Task directions:
Determine how many lines contain the string "date", then reply with that figure only.

Supplied entries:
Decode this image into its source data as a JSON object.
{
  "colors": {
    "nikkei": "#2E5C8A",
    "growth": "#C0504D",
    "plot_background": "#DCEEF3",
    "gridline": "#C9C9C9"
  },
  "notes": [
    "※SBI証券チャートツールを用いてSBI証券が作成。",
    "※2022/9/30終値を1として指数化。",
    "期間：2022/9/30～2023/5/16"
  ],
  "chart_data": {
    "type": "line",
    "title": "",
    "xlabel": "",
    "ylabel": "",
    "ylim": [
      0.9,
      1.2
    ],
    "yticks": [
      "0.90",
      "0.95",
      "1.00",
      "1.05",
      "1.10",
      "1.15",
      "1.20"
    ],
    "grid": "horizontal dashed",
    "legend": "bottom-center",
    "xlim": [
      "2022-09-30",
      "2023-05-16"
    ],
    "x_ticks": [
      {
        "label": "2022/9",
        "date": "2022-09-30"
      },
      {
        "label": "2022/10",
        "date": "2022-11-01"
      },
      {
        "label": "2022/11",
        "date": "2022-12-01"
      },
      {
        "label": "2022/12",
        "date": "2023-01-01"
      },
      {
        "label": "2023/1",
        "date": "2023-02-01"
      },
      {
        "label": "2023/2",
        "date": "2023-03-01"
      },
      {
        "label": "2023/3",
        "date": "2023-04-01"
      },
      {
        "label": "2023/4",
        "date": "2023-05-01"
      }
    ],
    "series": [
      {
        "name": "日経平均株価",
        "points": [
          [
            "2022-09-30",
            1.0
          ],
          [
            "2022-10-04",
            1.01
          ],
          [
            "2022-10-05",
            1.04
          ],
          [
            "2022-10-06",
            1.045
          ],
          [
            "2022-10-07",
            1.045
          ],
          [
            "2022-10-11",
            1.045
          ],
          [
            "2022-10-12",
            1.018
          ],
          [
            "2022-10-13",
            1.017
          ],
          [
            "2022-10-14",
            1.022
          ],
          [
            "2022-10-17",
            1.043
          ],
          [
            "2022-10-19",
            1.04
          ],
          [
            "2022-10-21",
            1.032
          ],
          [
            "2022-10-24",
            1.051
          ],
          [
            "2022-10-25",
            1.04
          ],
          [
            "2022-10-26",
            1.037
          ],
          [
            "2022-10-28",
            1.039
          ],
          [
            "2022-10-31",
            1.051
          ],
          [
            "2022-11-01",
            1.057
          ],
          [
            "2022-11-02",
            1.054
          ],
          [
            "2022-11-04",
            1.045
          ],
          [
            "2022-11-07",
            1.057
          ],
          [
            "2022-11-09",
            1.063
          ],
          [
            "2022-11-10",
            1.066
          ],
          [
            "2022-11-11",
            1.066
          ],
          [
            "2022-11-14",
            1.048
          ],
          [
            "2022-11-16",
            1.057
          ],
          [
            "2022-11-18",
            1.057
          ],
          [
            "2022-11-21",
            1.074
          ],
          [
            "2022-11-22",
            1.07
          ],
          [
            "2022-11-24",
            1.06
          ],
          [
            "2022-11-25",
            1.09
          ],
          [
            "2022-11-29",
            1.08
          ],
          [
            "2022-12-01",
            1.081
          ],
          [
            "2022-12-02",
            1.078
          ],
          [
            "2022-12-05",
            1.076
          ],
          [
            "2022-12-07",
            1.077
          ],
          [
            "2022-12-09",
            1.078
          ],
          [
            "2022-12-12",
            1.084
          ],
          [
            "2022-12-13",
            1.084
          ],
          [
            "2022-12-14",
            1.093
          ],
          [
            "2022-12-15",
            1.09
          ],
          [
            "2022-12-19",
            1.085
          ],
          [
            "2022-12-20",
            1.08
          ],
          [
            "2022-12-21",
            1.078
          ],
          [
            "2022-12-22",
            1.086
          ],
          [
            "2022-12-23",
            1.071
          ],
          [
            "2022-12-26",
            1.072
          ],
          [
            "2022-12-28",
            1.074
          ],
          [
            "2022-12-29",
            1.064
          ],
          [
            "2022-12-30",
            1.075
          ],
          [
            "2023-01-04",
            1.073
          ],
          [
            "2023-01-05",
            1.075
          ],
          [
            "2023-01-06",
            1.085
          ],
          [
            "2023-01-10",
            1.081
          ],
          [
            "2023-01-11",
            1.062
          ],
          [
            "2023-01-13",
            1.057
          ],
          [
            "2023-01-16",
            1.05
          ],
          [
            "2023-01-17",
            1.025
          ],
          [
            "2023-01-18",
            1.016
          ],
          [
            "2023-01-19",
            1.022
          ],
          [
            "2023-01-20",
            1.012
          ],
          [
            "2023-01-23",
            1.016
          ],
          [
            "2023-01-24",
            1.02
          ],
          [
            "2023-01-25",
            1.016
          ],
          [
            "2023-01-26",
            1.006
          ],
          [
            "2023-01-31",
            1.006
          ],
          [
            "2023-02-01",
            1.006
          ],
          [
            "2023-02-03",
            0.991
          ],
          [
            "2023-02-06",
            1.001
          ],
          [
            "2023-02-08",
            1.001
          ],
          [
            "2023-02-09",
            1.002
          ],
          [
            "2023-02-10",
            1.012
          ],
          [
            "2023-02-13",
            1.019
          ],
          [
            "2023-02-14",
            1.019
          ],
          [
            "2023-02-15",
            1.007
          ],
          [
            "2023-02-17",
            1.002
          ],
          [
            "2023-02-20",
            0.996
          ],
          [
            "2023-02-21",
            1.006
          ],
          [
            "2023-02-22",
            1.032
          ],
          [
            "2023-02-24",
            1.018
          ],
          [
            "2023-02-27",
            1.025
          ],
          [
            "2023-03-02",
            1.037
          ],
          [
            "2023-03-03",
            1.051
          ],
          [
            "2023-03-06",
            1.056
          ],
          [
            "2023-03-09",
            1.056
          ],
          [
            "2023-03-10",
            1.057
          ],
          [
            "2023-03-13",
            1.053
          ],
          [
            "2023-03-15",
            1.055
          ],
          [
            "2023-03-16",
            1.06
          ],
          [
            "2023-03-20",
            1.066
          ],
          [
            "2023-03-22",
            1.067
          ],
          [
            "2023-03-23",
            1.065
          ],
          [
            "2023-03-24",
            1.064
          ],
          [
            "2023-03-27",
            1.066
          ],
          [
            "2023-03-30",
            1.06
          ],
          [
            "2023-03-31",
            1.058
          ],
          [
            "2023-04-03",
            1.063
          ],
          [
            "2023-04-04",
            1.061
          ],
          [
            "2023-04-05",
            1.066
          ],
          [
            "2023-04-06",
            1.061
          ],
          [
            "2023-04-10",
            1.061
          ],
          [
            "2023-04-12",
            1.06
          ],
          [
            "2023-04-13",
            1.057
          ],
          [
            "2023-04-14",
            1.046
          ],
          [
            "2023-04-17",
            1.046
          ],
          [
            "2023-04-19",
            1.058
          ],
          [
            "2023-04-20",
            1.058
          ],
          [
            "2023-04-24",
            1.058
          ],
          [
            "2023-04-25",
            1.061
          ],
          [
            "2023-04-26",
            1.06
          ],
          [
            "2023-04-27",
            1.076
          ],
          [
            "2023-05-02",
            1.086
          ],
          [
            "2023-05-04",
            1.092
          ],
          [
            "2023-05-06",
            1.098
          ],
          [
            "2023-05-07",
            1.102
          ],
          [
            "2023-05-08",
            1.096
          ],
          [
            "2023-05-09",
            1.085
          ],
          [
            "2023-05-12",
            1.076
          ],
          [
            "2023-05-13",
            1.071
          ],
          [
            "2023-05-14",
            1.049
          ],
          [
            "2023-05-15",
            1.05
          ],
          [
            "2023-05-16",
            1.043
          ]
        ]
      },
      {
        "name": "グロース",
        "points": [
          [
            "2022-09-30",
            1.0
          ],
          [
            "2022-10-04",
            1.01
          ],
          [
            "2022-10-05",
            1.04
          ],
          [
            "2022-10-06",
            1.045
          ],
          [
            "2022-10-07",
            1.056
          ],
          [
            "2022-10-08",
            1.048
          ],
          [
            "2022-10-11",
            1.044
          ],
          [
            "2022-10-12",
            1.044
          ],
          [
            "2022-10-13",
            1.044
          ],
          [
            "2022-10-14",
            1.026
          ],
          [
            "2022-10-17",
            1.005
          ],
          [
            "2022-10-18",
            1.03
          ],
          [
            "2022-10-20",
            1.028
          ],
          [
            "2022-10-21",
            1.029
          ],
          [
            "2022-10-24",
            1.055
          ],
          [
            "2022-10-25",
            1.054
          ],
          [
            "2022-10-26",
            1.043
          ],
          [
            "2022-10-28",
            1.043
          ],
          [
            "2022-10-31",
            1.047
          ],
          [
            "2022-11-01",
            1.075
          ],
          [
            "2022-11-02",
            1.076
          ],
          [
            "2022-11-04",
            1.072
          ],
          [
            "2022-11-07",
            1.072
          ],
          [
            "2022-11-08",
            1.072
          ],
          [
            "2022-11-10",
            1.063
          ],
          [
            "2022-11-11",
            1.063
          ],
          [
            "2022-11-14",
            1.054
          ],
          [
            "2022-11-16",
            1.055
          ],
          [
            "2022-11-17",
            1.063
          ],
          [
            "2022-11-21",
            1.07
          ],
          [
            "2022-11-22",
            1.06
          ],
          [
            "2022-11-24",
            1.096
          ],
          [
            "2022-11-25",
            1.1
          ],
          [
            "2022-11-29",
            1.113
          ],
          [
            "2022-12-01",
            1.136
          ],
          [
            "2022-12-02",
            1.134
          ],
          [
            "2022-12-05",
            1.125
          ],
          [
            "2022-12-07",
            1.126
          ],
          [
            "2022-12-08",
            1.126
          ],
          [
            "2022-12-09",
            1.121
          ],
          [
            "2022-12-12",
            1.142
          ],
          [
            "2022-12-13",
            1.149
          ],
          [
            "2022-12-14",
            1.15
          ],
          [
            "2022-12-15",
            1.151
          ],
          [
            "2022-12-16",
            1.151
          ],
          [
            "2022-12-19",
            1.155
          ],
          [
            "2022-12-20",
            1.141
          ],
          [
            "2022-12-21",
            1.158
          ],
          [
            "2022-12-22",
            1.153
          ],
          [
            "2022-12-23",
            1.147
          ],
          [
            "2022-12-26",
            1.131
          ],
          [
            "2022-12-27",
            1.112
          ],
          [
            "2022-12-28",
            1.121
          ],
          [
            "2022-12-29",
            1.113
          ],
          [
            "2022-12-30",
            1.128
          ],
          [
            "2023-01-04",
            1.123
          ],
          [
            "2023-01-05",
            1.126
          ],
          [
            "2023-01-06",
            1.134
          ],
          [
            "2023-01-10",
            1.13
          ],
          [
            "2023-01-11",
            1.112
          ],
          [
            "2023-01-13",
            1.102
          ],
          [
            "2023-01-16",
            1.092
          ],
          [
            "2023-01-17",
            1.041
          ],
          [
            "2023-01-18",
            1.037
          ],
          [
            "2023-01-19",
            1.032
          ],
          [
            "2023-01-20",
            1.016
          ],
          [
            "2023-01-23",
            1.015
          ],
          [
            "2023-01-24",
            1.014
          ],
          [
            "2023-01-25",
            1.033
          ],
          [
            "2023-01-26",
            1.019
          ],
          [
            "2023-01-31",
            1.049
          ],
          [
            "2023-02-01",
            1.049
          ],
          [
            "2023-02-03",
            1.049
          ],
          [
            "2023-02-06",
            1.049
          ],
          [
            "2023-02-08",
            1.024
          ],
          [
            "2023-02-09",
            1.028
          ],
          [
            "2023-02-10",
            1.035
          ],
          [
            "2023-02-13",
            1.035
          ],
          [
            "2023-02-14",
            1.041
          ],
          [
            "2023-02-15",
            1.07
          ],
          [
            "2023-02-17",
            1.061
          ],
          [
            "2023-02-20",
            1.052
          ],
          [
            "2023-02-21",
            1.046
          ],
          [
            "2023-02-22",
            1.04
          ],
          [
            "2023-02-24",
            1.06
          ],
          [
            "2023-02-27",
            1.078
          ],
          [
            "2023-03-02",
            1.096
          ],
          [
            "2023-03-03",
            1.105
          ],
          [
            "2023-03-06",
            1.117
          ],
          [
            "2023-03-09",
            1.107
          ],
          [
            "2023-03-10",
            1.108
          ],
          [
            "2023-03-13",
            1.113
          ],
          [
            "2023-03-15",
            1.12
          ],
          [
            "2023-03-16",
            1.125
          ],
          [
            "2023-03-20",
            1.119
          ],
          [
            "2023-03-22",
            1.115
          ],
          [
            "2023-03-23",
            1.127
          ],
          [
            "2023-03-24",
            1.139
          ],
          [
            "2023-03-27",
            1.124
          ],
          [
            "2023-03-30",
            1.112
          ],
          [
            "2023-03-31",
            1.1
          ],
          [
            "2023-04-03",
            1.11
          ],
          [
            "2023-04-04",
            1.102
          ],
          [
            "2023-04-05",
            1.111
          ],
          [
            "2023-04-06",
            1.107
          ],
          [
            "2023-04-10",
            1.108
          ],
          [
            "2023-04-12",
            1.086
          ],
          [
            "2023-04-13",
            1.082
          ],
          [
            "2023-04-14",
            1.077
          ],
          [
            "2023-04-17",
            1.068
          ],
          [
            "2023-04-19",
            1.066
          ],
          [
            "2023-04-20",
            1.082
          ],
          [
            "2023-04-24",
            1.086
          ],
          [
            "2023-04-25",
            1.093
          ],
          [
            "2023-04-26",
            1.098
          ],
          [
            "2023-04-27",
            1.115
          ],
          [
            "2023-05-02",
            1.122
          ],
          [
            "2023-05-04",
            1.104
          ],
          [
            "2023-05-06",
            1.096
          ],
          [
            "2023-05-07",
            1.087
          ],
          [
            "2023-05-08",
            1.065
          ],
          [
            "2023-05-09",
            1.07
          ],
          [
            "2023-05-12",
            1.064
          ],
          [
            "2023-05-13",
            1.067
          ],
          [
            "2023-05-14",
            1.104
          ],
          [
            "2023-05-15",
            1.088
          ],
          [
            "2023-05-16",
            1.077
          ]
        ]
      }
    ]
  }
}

Solution to this task:
8